#### [Required action]
Write out the entries exactly, leaving out every picture.

#### [Dataset entries for page text]
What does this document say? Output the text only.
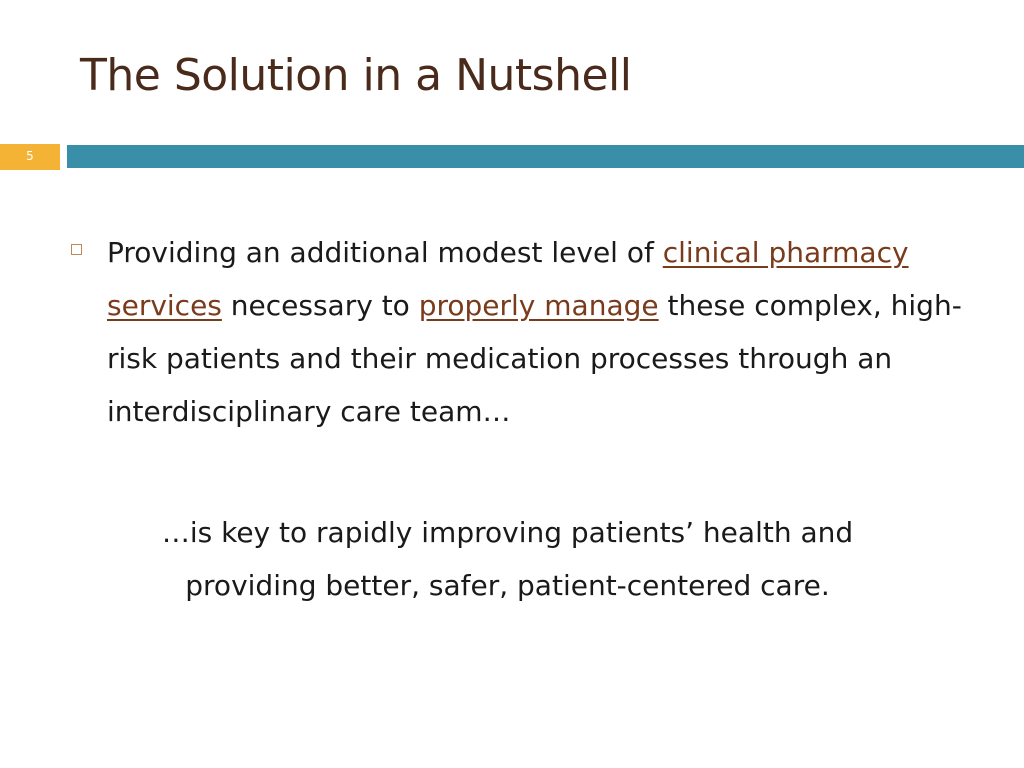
The Solution in a Nutshell
5
Providing an additional modest level of clinical pharmacy services necessary to properly manage these complex, high-risk patients and their medication processes through an interdisciplinary care team…
…is key to rapidly improving patients’ health and
providing better, safer, patient-centered care.
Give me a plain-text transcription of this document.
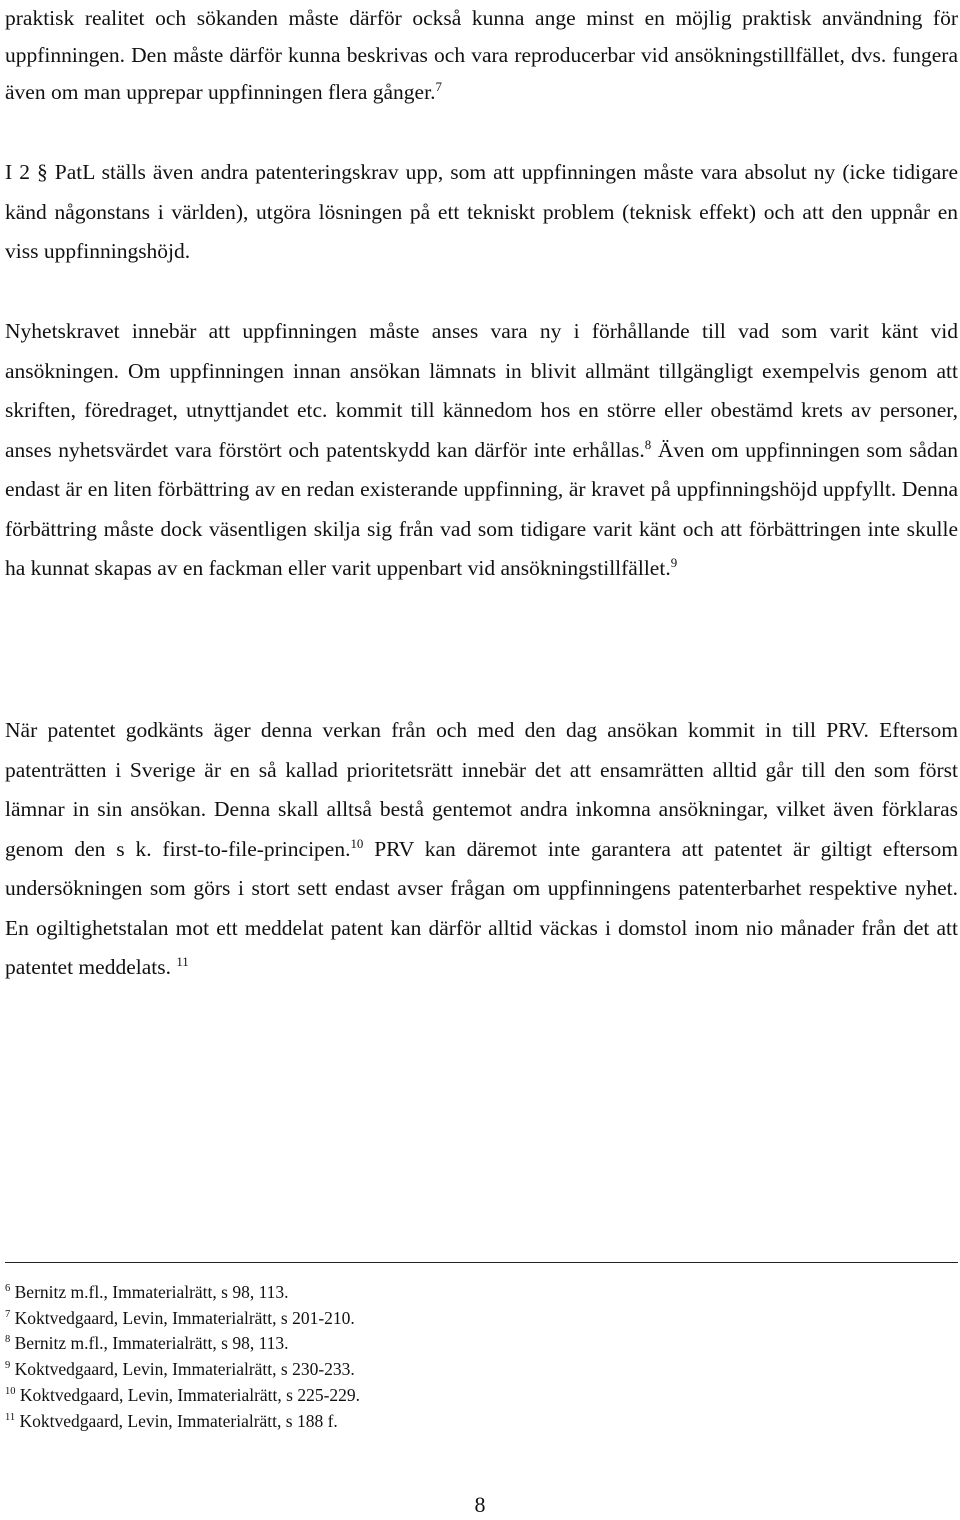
praktisk realitet och sökanden måste därför också kunna ange minst en möjlig praktisk användning för uppfinningen. Den måste därför kunna beskrivas och vara reproducerbar vid ansökningstillfället, dvs. fungera även om man upprepar uppfinningen flera gånger.$^7$

I 2 § PatL ställs även andra patenteringskrav upp, som att uppfinningen måste vara absolut ny (icke tidigare känd någonstans i världen), utgöra lösningen på ett tekniskt problem (teknisk effekt) och att den uppnår en viss uppfinningshöjd.

Nyhetskravet innebär att uppfinningen måste anses vara ny i förhållande till vad som varit känt vid ansökningen. Om uppfinningen innan ansökan lämnats in blivit allmänt tillgängligt exempelvis genom att skriften, föredraget, utnyttjandet etc. kommit till kännedom hos en större eller obestämd krets av personer, anses nyhetsvärdet vara förstört och patentskydd kan därför inte erhållas.$^8$ Även om uppfinningen som sådan endast är en liten förbättring av en redan existerande uppfinning, är kravet på uppfinningshöjd uppfyllt. Denna förbättring måste dock väsentligen skilja sig från vad som tidigare varit känt och att förbättringen inte skulle ha kunnat skapas av en fackman eller varit uppenbart vid ansökningstillfället.$^9$

När patentet godkänts äger denna verkan från och med den dag ansökan kommit in till PRV. Eftersom patenträtten i Sverige är en så kallad prioritetsrätt innebär det att ensamrätten alltid går till den som först lämnar in sin ansökan. Denna skall alltså bestå gentemot andra inkomna ansökningar, vilket även förklaras genom den s k. first-to-file-principen.$^{10}$ PRV kan däremot inte garantera att patentet är giltigt eftersom undersökningen som görs i stort sett endast avser frågan om uppfinningens patenterbarhet respektive nyhet. En ogiltighetstalan mot ett meddelat patent kan därför alltid väckas i domstol inom nio månader från det att patentet meddelats. $^{11}$

$^6$ Bernitz m.fl., Immaterialrätt, s 98, 113.

$^7$ Koktvedgaard, Levin, Immaterialrätt, s 201-210.

$^8$ Bernitz m.fl., Immaterialrätt, s 98, 113.

$^9$ Koktvedgaard, Levin, Immaterialrätt, s 230-233.

$^{10}$ Koktvedgaard, Levin, Immaterialrätt, s 225-229.

$^{11}$ Koktvedgaard, Levin, Immaterialrätt, s 188 f.

8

#### [Response for this exercise]
What does this document say? Output the text only.
The Solution in a Nutshell
5
Providing an additional modest level of clinical pharmacy services necessary to properly manage these complex, high-risk patients and their medication processes through an interdisciplinary care team…
…is key to rapidly improving patients’ health and
providing better, safer, patient-centered care.
Give me a plain-text transcription of this document.
praktisk realitet och sökanden måste därför också kunna ange minst en möjlig praktisk användning för uppfinningen. Den måste därför kunna beskrivas och vara reproducerbar vid ansökningstillfället, dvs. fungera även om man upprepar uppfinningen flera gånger.$^7$

I 2 § PatL ställs även andra patenteringskrav upp, som att uppfinningen måste vara absolut ny (icke tidigare känd någonstans i världen), utgöra lösningen på ett tekniskt problem (teknisk effekt) och att den uppnår en viss uppfinningshöjd.

Nyhetskravet innebär att uppfinningen måste anses vara ny i förhållande till vad som varit känt vid ansökningen. Om uppfinningen innan ansökan lämnats in blivit allmänt tillgängligt exempelvis genom att skriften, föredraget, utnyttjandet etc. kommit till kännedom hos en större eller obestämd krets av personer, anses nyhetsvärdet vara förstört och patentskydd kan därför inte erhållas.$^8$ Även om uppfinningen som sådan endast är en liten förbättring av en redan existerande uppfinning, är kravet på uppfinningshöjd uppfyllt. Denna förbättring måste dock väsentligen skilja sig från vad som tidigare varit känt och att förbättringen inte skulle ha kunnat skapas av en fackman eller varit uppenbart vid ansökningstillfället.$^9$

När patentet godkänts äger denna verkan från och med den dag ansökan kommit in till PRV. Eftersom patenträtten i Sverige är en så kallad prioritetsrätt innebär det att ensamrätten alltid går till den som först lämnar in sin ansökan. Denna skall alltså bestå gentemot andra inkomna ansökningar, vilket även förklaras genom den s k. first-to-file-principen.$^{10}$ PRV kan däremot inte garantera att patentet är giltigt eftersom undersökningen som görs i stort sett endast avser frågan om uppfinningens patenterbarhet respektive nyhet. En ogiltighetstalan mot ett meddelat patent kan därför alltid väckas i domstol inom nio månader från det att patentet meddelats. $^{11}$

$^6$ Bernitz m.fl., Immaterialrätt, s 98, 113.

$^7$ Koktvedgaard, Levin, Immaterialrätt, s 201-210.

$^8$ Bernitz m.fl., Immaterialrätt, s 98, 113.

$^9$ Koktvedgaard, Levin, Immaterialrätt, s 230-233.

$^{10}$ Koktvedgaard, Levin, Immaterialrätt, s 225-229.

$^{11}$ Koktvedgaard, Levin, Immaterialrätt, s 188 f.

8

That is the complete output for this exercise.